*Data lines*
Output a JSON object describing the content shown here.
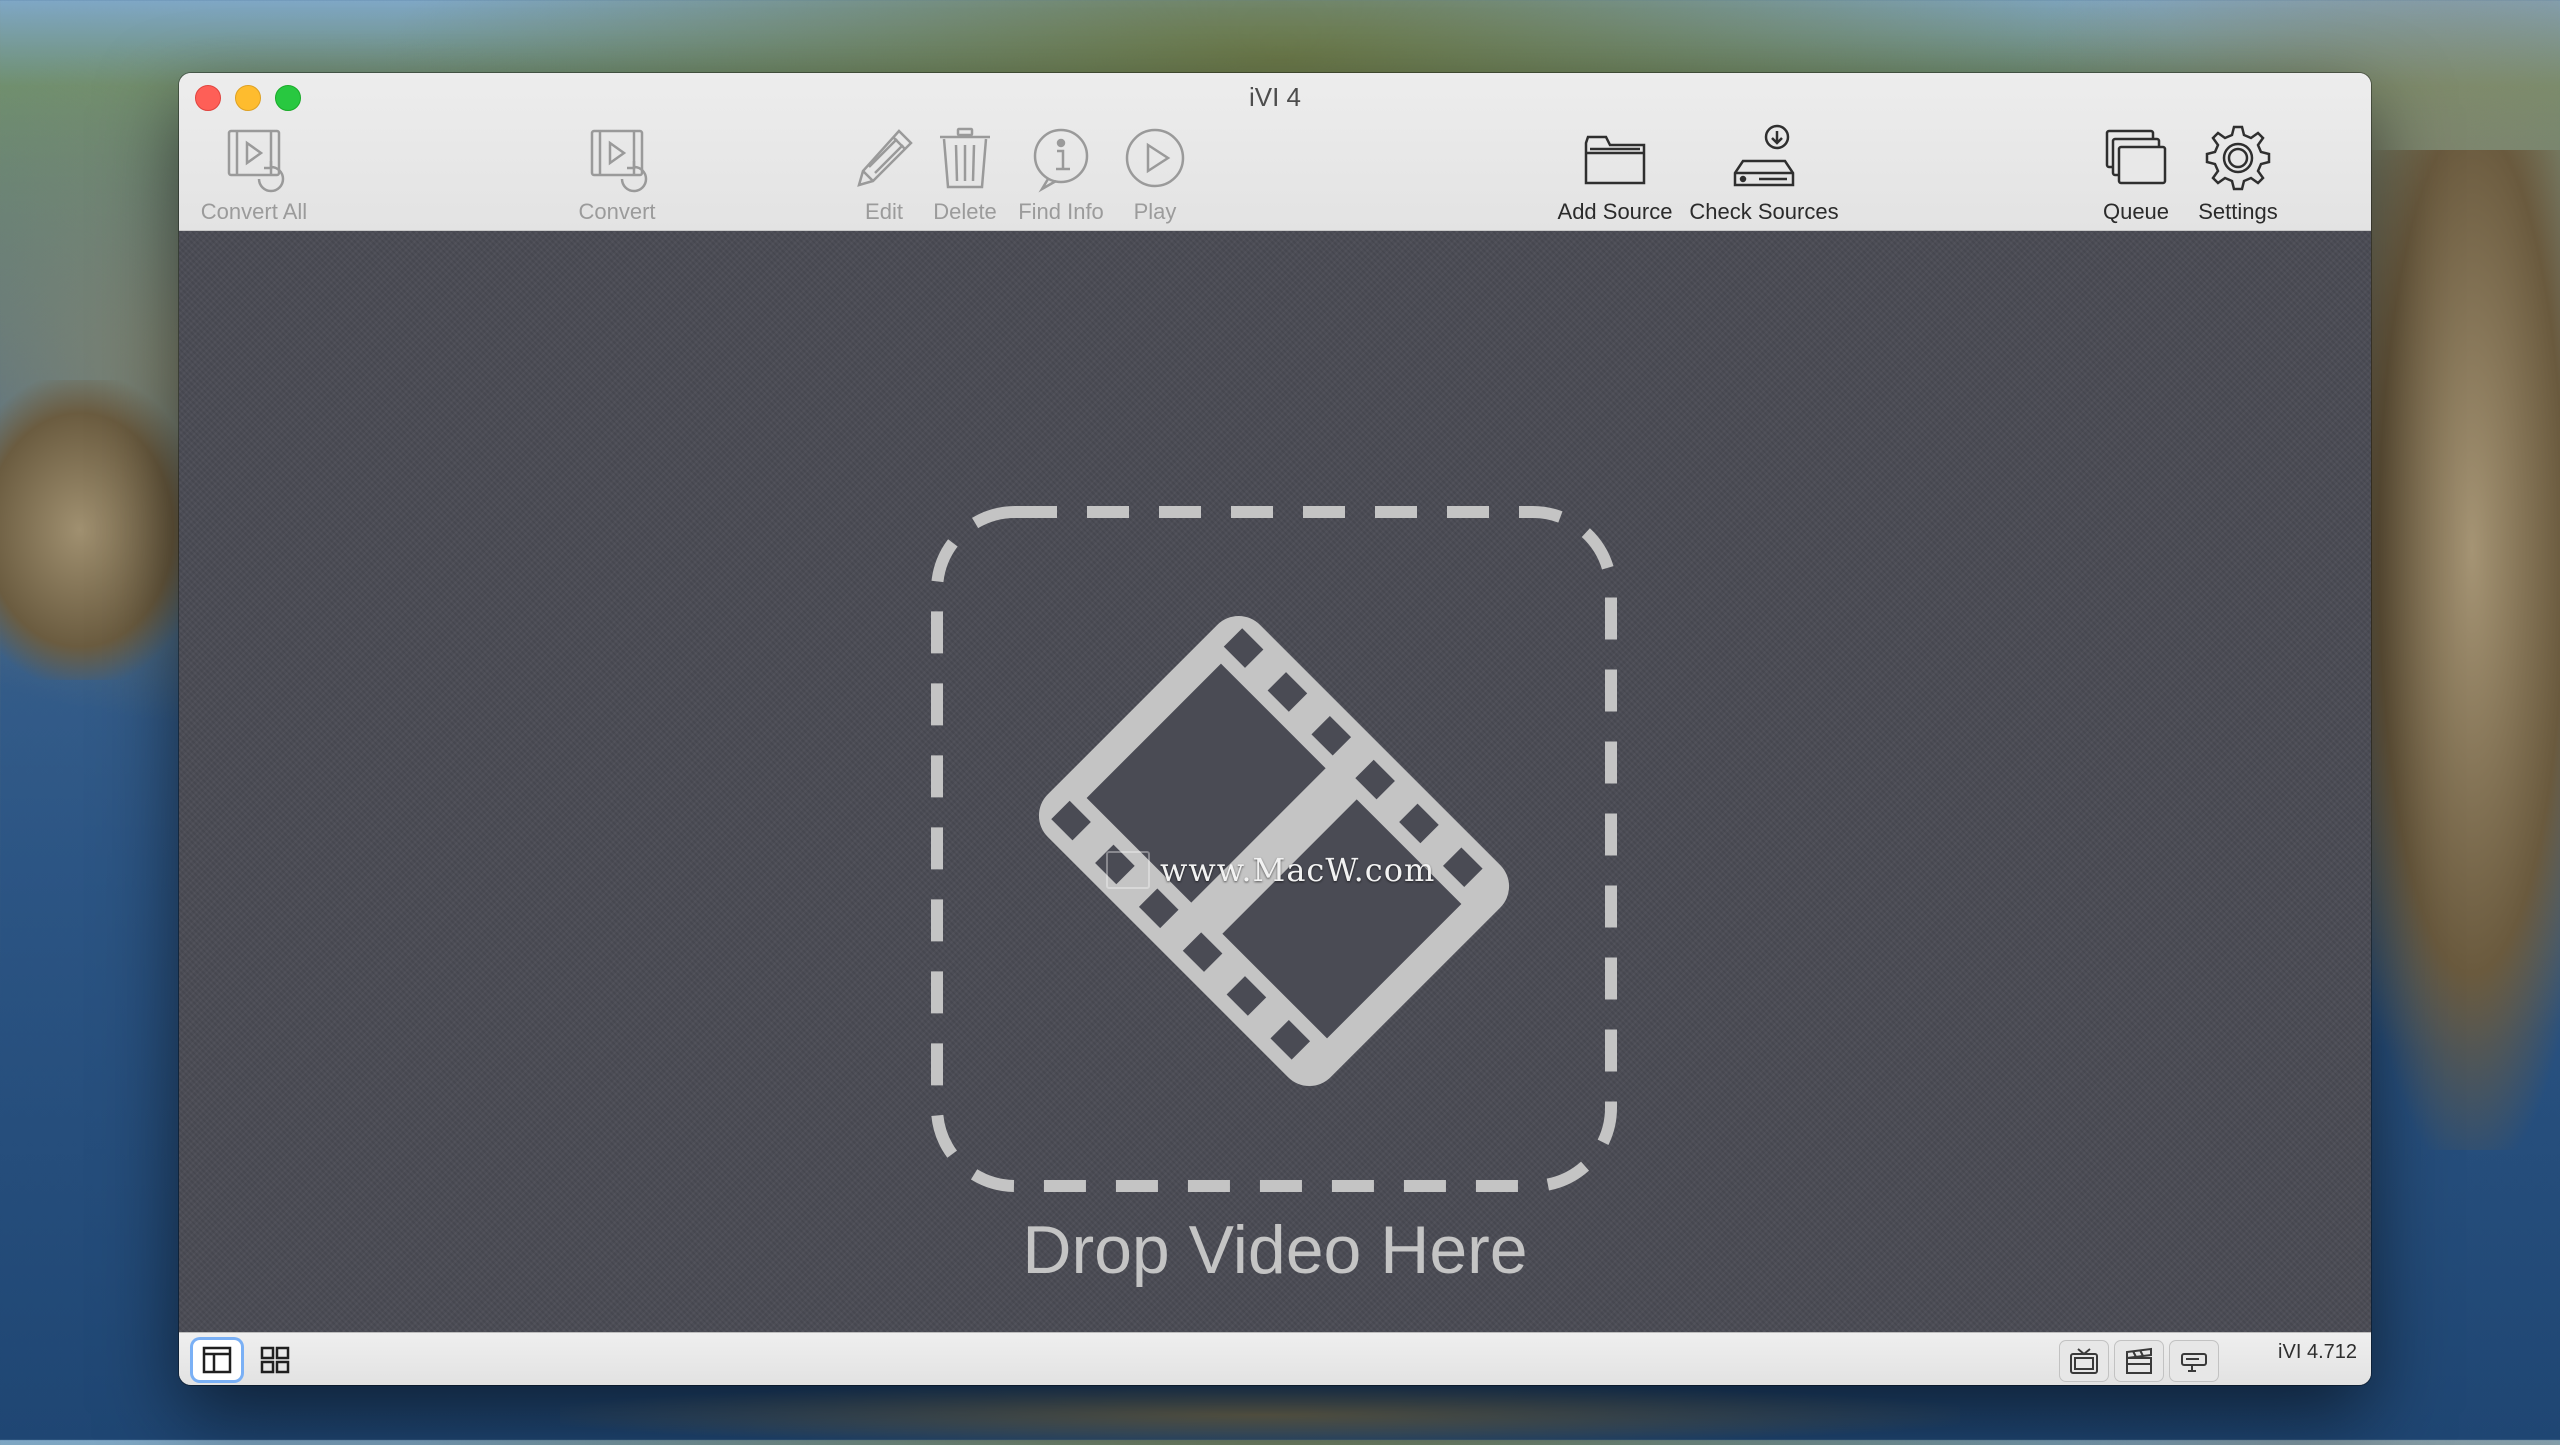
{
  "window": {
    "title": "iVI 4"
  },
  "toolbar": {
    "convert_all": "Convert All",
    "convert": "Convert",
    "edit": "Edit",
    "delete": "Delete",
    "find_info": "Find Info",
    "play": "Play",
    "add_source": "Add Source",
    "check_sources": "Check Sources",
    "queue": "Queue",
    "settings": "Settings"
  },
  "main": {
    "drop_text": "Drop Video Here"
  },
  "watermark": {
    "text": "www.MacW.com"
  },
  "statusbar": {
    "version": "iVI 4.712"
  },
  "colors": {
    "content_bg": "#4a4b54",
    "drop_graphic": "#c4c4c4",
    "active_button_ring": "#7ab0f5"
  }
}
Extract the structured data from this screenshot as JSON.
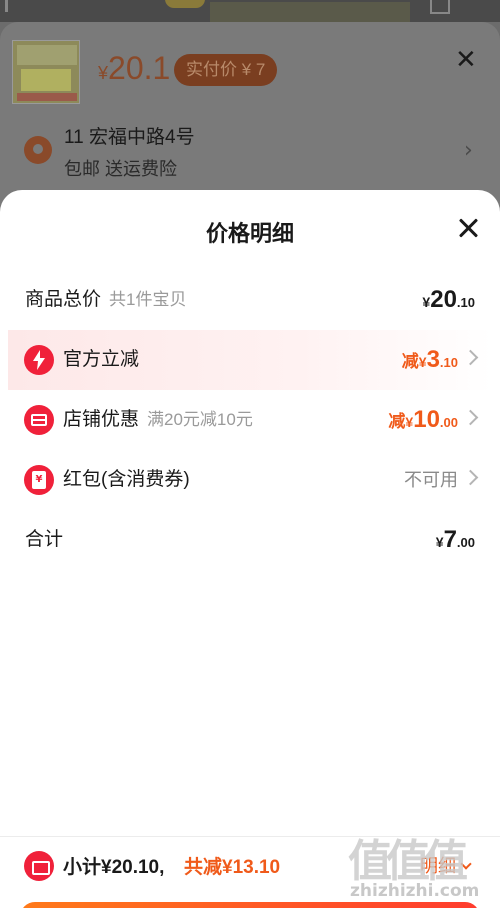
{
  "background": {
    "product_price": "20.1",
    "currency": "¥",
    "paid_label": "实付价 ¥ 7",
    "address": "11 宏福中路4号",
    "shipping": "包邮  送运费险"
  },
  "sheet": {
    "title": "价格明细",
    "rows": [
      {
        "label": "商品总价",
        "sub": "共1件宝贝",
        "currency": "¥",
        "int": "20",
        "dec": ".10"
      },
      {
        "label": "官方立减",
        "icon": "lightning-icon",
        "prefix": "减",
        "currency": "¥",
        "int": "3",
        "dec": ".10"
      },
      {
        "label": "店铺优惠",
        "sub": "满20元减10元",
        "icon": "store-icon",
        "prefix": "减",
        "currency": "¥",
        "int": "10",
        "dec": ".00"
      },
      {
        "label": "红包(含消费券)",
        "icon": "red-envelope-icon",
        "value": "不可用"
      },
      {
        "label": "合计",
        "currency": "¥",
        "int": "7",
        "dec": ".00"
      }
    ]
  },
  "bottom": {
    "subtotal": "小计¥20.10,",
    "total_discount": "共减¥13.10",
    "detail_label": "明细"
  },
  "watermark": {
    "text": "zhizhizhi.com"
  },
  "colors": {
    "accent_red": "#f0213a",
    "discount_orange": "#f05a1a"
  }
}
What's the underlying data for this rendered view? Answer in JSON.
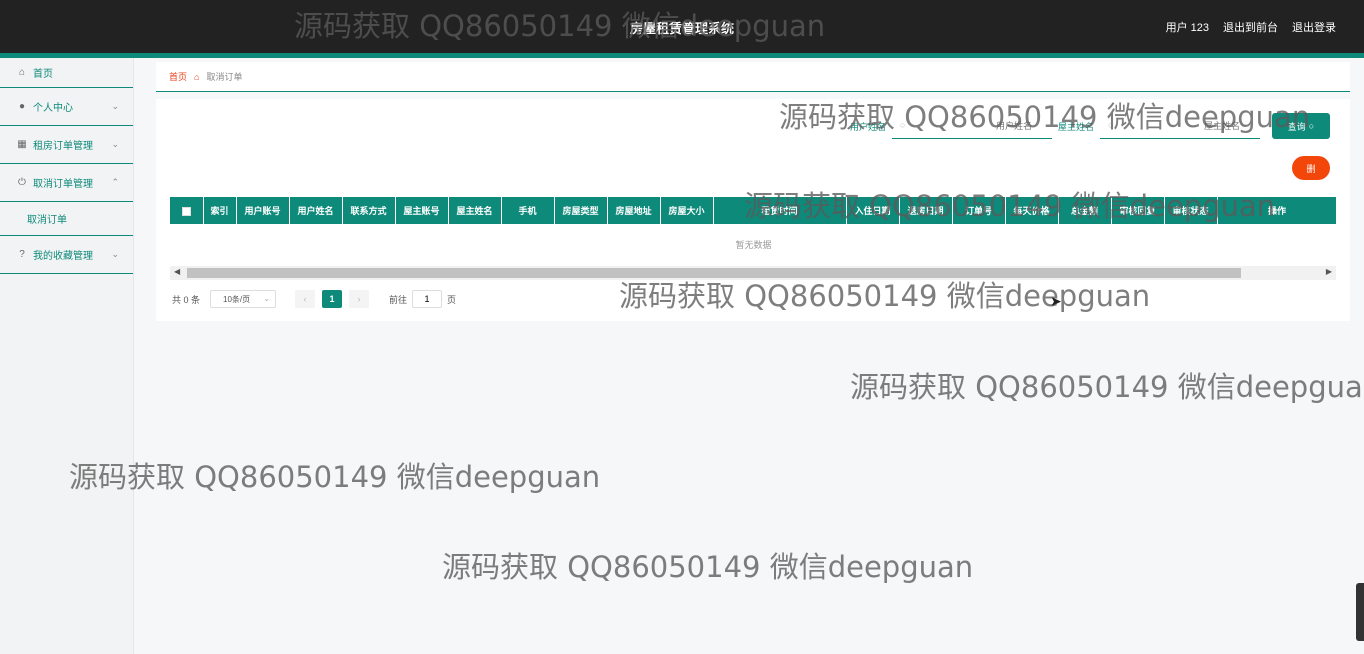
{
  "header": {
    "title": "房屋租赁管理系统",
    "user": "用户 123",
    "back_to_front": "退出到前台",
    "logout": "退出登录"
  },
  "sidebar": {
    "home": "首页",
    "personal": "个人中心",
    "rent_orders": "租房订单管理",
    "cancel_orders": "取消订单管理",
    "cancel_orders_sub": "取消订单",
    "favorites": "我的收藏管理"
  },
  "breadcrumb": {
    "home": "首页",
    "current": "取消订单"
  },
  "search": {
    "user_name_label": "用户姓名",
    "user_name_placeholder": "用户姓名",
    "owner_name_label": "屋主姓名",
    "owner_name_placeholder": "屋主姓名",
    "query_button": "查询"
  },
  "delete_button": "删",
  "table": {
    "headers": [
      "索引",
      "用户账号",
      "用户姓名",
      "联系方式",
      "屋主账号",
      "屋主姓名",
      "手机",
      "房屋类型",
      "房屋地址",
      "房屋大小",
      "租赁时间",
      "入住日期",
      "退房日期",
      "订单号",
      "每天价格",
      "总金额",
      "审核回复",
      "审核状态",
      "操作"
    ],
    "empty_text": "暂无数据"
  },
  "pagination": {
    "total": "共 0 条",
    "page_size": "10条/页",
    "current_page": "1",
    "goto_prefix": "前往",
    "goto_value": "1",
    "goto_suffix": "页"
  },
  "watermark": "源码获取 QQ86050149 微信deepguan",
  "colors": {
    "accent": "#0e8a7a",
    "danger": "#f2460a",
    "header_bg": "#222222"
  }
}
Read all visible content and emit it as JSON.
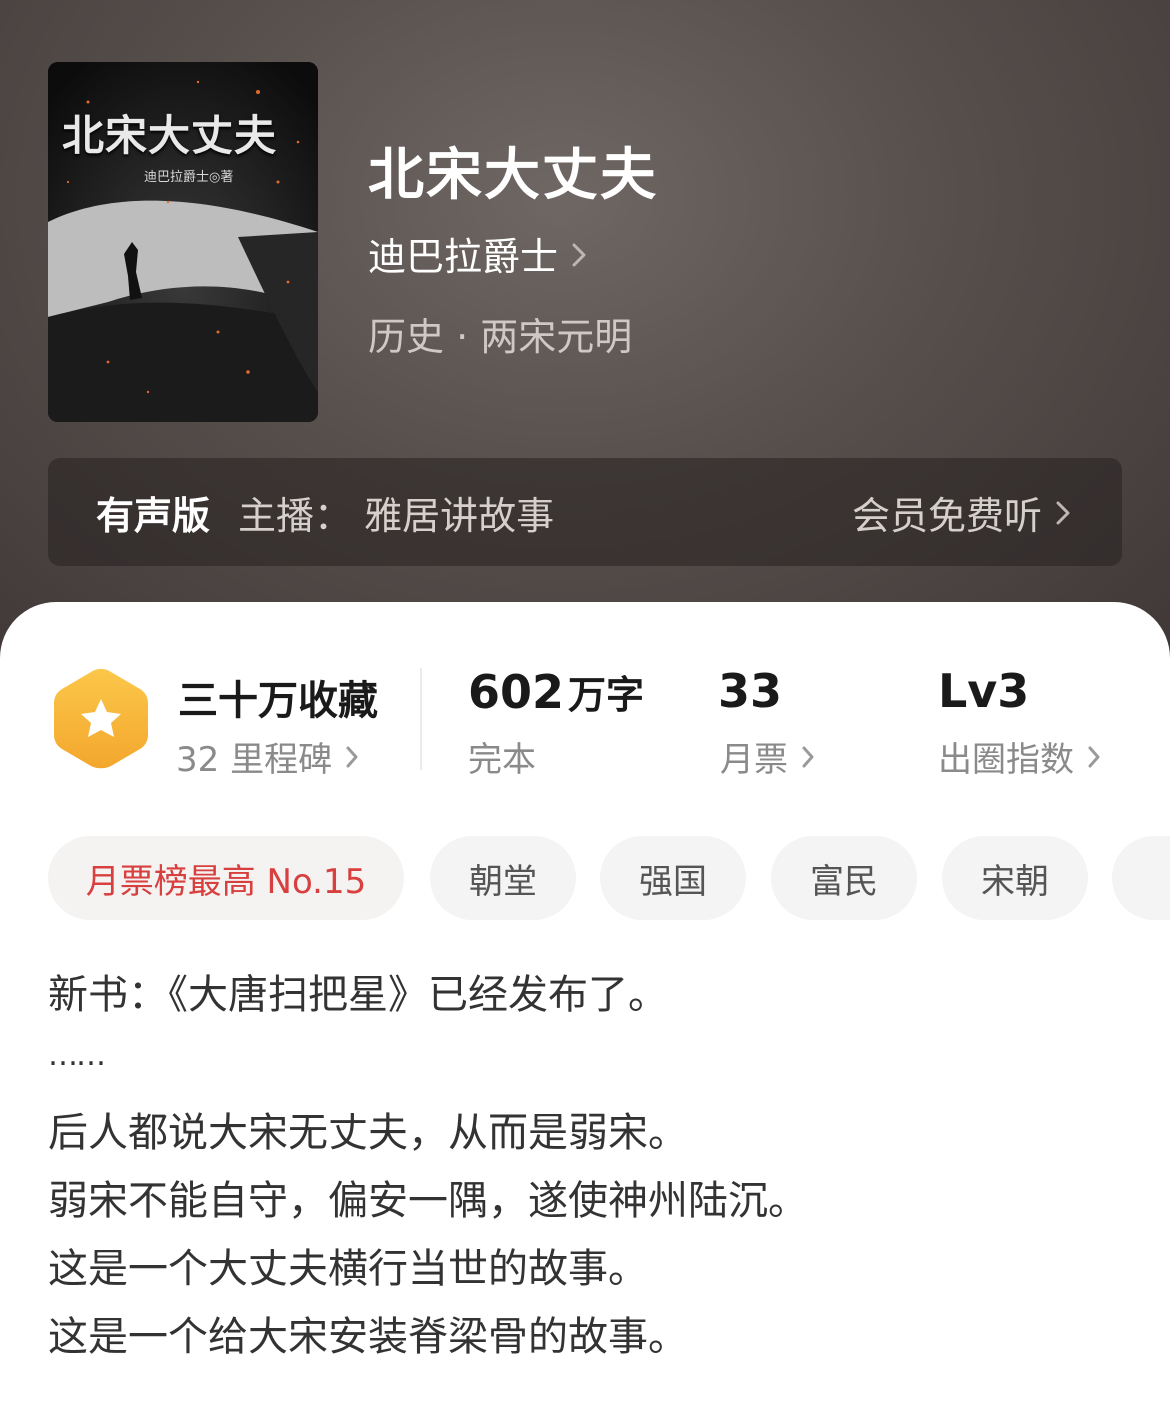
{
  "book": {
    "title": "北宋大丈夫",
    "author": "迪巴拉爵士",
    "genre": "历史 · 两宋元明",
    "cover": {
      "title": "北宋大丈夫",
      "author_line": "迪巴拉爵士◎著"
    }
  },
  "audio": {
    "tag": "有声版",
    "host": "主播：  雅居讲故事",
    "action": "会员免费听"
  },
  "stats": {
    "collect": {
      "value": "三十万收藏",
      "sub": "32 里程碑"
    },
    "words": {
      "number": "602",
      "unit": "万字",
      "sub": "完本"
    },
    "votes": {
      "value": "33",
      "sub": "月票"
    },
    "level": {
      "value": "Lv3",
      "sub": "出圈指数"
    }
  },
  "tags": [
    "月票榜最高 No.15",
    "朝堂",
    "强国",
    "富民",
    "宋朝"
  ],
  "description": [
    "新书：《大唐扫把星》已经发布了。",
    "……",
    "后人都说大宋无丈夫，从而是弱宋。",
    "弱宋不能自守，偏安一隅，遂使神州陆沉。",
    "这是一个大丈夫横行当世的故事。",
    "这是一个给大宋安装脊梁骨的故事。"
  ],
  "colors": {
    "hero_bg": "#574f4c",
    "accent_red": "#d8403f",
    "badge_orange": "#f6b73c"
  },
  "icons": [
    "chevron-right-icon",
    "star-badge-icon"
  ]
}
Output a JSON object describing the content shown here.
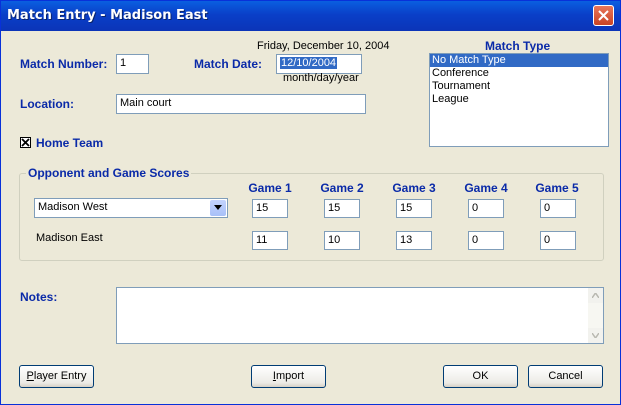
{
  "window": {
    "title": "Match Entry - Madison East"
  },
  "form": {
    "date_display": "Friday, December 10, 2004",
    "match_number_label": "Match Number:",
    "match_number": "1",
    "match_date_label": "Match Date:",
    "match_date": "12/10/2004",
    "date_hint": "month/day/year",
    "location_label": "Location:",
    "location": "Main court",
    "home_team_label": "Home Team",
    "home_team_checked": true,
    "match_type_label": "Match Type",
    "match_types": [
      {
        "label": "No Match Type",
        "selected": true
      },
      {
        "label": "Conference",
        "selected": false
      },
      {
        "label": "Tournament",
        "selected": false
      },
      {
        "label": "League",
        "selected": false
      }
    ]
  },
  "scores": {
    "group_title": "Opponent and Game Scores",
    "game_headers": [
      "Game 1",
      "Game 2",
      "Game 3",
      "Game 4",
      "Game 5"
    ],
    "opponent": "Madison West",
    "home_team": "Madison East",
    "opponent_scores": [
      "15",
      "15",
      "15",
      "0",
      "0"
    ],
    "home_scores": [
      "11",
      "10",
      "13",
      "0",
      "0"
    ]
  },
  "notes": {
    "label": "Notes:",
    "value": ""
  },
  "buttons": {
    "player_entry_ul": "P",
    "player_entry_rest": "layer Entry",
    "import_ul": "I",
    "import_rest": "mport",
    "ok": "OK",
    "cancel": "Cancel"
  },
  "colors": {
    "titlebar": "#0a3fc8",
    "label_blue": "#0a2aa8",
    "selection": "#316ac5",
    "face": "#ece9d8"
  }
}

*Required work*
Scan the listing above for the word "屋主姓名" and copy every line that holds it.

*Solved exercise*
    "owner_name_label": "屋主姓名",
    "owner_name_placeholder": "屋主姓名",
      "屋主姓名",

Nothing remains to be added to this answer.